**Dataset excerpts**:
....................

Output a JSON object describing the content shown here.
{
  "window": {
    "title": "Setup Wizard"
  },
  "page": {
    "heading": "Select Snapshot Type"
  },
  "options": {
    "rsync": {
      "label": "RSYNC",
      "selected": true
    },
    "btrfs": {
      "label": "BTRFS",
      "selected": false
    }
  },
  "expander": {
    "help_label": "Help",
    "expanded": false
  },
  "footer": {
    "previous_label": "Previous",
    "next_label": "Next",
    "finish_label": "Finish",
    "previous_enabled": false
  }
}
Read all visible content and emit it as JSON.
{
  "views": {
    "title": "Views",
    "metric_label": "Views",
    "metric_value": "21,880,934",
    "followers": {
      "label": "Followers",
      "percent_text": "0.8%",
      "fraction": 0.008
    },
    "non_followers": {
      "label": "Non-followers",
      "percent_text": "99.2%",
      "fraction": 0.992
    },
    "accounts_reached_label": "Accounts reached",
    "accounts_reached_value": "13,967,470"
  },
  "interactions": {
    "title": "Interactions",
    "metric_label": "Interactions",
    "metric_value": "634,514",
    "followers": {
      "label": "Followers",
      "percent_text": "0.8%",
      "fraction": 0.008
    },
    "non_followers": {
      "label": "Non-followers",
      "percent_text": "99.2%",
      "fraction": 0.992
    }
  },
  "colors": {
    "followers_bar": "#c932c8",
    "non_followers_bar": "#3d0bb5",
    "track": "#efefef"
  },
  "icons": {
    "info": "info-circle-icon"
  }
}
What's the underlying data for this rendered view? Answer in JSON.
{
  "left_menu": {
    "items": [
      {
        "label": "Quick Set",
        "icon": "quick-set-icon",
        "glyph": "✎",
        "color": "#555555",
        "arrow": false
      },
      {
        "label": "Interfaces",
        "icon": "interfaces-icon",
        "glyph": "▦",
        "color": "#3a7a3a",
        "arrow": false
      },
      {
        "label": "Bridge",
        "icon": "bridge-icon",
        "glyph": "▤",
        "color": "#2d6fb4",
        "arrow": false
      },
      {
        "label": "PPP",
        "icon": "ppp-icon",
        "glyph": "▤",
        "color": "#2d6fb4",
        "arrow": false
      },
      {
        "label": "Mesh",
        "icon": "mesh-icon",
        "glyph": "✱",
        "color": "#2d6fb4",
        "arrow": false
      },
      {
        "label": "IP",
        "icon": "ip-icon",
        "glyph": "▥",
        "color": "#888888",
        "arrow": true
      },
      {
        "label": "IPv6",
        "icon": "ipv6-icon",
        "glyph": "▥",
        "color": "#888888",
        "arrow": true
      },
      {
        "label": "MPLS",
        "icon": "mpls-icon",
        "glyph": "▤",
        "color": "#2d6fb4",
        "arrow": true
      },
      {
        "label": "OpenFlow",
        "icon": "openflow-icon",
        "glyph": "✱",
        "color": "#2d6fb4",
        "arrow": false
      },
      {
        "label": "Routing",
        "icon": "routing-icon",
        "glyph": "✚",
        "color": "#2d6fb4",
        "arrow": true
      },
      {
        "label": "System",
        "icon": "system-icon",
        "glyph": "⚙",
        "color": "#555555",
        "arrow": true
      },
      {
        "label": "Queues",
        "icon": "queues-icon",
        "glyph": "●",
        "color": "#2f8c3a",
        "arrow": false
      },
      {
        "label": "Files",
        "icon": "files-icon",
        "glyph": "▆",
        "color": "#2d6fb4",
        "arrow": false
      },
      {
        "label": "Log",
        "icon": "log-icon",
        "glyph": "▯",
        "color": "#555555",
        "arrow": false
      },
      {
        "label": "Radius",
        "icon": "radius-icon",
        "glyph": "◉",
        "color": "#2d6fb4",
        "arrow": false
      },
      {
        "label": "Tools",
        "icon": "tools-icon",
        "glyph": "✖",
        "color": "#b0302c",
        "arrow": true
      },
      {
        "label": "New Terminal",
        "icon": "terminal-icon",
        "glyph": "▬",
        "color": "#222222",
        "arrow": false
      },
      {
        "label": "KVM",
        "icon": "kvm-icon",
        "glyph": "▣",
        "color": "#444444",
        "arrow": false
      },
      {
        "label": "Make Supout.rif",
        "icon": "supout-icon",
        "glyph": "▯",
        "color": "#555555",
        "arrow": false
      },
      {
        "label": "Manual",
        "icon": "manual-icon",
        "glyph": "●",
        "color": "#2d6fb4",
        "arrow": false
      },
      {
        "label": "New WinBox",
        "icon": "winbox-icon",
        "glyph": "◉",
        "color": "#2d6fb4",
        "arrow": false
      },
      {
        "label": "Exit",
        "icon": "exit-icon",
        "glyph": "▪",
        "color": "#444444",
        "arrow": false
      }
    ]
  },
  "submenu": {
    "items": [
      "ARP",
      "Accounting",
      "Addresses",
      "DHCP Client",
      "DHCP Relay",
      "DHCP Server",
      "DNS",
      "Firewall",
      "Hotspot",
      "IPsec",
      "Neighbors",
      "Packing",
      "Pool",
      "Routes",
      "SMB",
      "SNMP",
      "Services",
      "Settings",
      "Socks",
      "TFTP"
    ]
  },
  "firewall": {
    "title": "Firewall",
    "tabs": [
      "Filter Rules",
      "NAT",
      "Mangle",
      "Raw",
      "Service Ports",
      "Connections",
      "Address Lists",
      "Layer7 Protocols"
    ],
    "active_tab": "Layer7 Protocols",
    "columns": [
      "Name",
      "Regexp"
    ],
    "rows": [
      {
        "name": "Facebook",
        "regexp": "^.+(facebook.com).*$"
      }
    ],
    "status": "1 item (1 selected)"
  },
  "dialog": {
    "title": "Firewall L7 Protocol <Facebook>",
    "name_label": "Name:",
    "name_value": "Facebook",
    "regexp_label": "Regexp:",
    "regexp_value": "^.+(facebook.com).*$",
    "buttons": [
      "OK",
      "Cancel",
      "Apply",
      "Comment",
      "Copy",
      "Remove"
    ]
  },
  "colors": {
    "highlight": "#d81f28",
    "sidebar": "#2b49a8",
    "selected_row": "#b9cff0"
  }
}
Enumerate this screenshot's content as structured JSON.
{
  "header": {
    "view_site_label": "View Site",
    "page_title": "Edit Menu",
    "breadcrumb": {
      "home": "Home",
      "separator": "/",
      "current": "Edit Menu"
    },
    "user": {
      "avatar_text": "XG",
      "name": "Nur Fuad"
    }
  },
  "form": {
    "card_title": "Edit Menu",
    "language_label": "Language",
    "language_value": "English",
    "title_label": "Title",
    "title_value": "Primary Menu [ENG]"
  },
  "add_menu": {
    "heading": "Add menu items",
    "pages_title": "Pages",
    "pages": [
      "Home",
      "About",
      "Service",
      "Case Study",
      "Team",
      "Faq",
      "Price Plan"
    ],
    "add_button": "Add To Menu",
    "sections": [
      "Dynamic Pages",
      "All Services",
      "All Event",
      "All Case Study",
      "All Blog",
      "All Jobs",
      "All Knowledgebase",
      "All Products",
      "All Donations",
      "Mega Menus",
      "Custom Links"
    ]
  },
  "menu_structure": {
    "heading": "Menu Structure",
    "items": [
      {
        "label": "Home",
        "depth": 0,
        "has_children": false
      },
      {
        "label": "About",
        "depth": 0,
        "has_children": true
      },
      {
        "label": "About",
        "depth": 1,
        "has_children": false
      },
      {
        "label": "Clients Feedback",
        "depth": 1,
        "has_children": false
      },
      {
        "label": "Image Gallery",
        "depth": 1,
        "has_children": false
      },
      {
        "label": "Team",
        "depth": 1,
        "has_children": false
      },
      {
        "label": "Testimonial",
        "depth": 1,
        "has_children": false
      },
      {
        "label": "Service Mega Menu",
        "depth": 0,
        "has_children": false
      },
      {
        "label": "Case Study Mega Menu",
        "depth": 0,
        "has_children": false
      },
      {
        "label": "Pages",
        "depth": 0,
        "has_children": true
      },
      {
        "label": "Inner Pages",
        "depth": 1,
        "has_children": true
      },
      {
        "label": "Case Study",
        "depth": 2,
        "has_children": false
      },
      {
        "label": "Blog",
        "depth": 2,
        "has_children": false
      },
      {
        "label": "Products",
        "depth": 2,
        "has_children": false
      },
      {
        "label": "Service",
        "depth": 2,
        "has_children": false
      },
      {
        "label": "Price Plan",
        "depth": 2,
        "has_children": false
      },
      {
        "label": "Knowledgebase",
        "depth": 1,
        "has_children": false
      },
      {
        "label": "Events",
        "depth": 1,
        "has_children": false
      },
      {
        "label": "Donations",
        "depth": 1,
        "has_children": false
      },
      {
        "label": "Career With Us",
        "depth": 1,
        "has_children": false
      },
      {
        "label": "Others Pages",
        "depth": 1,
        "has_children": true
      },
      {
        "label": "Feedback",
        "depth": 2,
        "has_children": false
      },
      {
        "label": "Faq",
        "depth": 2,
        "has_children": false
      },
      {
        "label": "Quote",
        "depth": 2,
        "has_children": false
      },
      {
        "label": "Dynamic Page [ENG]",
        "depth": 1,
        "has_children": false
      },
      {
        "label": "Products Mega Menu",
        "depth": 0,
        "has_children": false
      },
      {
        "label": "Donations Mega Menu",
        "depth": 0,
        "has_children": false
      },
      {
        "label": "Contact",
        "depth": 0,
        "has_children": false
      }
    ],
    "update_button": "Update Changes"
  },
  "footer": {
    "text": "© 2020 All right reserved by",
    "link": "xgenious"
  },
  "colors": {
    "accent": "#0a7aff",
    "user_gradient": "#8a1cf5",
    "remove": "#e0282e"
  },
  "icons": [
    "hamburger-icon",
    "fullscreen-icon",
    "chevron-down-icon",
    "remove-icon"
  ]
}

....................

**TASK STATEMENT**:
Report the number of lines holding the string "Mega", without any other words.

**IN RESPONSE**:
5